▶ [DIRECTION] Show only lines that include "cursor".

○ ○ ○

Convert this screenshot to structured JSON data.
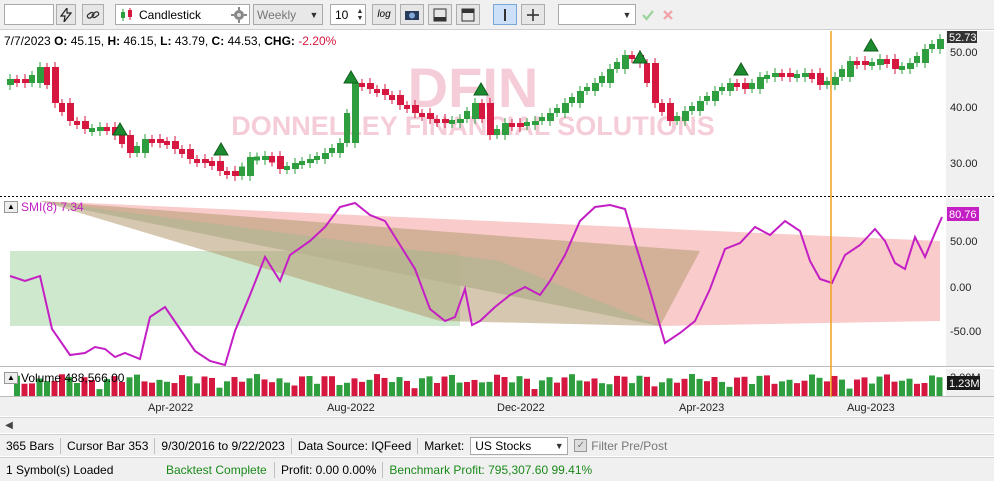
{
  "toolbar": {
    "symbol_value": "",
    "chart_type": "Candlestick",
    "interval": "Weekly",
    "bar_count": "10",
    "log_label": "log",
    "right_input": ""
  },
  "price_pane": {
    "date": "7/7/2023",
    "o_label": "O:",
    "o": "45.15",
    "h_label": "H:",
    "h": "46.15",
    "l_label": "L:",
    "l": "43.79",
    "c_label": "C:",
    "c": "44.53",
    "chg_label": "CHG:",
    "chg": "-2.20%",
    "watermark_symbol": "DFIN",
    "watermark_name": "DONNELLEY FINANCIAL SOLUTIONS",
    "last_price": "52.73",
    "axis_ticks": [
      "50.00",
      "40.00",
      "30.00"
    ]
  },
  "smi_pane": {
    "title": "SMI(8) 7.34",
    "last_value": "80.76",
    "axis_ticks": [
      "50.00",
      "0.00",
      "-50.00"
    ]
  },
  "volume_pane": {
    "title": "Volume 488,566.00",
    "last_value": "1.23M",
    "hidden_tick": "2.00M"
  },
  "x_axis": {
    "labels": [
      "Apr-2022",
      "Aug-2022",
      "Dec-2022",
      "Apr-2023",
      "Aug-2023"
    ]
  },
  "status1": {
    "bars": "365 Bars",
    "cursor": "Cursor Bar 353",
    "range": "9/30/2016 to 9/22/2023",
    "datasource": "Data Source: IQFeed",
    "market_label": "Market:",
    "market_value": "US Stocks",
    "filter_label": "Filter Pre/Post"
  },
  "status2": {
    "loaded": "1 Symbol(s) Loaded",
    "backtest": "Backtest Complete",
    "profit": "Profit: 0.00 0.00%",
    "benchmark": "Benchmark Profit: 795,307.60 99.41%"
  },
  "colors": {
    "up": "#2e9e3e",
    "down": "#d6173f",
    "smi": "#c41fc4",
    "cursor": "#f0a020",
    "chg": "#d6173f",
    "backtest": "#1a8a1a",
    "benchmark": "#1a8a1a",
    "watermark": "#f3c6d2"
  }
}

○ ○ ○

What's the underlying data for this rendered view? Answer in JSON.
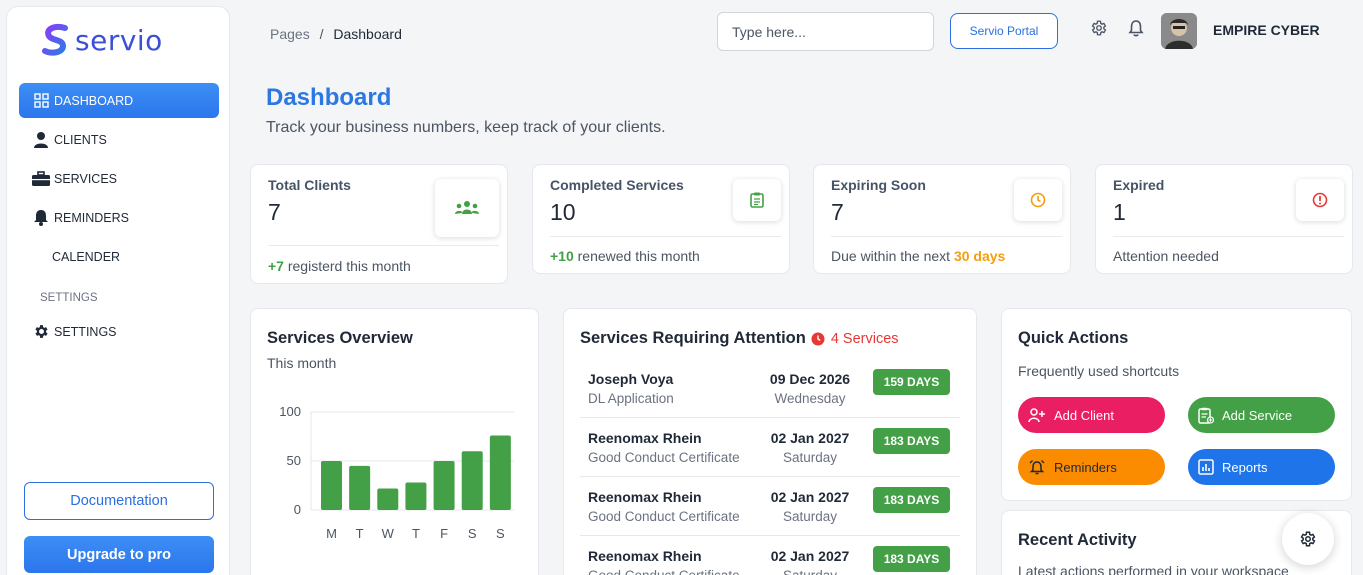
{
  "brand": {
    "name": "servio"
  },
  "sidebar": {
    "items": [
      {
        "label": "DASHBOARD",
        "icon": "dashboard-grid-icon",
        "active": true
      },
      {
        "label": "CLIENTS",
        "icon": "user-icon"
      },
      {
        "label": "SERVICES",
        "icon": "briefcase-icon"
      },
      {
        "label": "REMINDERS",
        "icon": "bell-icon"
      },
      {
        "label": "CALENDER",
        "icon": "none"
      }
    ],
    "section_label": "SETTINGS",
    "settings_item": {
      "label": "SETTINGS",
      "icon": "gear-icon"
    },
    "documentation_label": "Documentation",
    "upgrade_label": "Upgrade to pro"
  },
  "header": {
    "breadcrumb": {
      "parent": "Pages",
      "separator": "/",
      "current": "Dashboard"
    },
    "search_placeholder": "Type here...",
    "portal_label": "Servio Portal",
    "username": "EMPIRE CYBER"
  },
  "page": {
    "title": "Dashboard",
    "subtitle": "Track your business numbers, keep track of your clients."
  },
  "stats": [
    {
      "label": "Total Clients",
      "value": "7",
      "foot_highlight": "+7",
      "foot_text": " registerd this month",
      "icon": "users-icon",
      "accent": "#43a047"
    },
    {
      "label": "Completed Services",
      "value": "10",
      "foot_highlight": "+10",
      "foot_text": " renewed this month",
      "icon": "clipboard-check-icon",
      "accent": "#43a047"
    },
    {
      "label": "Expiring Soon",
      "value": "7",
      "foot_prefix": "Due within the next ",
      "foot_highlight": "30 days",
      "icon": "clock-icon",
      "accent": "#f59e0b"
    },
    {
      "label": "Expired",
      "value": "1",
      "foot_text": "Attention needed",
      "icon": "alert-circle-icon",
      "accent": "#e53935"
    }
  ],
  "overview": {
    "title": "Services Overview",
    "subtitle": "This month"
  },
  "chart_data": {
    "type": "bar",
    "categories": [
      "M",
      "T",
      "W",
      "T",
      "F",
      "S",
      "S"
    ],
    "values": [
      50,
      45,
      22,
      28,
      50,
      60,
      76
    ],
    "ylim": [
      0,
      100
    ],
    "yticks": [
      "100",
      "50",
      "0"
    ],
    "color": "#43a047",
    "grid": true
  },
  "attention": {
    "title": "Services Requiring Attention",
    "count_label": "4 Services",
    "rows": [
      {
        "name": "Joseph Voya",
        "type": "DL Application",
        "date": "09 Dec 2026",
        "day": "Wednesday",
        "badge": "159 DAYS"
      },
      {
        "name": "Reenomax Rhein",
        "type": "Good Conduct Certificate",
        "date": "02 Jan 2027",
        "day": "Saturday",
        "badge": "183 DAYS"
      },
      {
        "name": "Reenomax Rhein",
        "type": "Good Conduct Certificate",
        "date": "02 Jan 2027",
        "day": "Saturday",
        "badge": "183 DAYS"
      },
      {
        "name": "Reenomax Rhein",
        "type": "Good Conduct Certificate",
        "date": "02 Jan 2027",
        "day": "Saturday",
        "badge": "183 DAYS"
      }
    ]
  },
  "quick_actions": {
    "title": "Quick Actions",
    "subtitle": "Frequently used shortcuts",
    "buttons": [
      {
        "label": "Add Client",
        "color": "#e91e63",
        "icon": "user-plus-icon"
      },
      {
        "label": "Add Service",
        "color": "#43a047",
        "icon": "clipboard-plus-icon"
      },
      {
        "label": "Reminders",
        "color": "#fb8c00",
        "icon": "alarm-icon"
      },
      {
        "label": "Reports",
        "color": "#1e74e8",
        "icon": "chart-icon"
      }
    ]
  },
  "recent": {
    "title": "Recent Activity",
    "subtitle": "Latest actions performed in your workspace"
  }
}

○ ○ ○

▶ [TASK ANSWER]
    "cursor": "Cursor Bar 353",
    "cursor": "#f0a020",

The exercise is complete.